• Task requirements: Give back word for word every line of the items, starting with the first line and ending with the line that contains "radio-unchecked-icon[interactable] bbox=[550, 568, 566, 585]", both included.
-- BEGIN Records shown --
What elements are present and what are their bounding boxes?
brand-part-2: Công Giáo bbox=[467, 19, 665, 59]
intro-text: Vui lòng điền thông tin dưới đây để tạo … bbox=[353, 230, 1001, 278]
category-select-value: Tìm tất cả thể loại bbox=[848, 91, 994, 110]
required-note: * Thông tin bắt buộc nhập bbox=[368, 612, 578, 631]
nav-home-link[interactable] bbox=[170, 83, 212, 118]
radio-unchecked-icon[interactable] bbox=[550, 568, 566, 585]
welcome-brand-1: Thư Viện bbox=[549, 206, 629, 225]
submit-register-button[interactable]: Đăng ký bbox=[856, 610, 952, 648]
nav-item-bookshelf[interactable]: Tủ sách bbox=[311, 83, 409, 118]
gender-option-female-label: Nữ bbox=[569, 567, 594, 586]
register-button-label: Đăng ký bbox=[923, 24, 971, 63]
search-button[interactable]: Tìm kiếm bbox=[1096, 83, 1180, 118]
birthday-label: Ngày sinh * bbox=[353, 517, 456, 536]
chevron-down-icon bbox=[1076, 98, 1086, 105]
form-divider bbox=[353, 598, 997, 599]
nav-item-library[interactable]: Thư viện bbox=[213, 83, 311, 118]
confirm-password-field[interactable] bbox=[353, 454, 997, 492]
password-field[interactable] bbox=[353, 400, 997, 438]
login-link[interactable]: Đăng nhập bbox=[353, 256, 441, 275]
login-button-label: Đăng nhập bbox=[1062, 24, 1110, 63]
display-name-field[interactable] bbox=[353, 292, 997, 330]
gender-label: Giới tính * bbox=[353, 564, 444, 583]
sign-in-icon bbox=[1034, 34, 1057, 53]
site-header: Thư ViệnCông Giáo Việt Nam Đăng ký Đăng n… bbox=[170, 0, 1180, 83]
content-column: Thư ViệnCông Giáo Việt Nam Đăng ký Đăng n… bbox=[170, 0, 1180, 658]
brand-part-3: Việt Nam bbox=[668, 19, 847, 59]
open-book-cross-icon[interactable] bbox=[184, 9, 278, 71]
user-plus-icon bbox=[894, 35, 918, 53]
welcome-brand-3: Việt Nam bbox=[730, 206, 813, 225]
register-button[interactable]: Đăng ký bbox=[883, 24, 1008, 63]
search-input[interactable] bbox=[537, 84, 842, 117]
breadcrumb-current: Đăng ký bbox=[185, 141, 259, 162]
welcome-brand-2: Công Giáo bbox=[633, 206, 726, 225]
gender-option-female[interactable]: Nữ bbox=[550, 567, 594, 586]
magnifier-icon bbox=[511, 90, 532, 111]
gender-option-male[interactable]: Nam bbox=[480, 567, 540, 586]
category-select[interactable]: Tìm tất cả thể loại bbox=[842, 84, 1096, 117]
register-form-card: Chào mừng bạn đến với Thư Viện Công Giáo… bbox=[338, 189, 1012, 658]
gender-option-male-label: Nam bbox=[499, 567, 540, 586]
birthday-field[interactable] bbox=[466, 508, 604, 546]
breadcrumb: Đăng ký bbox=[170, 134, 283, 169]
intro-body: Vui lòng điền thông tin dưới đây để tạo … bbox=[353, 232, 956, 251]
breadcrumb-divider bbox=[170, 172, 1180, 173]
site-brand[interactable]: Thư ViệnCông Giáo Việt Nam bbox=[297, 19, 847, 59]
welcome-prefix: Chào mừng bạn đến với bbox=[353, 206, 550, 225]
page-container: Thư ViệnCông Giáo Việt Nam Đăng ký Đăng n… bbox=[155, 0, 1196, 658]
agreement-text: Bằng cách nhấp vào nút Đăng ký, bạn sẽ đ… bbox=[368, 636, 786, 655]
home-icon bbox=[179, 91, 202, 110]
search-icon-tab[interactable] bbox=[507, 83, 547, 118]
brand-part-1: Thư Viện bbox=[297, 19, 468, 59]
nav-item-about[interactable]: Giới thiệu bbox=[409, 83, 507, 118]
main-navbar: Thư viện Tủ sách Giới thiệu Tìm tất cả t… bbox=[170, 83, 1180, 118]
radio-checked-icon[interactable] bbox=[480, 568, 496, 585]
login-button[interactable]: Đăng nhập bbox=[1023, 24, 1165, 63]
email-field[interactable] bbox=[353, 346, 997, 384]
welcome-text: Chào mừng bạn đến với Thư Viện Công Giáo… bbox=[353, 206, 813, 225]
-- END Records shown --
• Answer to this task:
What elements are present and what are their bounding boxes?
brand-part-2: Công Giáo bbox=[467, 19, 665, 59]
intro-text: Vui lòng điền thông tin dưới đây để tạo … bbox=[353, 230, 1001, 278]
category-select-value: Tìm tất cả thể loại bbox=[848, 91, 994, 110]
required-note: * Thông tin bắt buộc nhập bbox=[368, 612, 578, 631]
nav-home-link[interactable] bbox=[170, 83, 212, 118]
radio-unchecked-icon[interactable] bbox=[550, 568, 566, 585]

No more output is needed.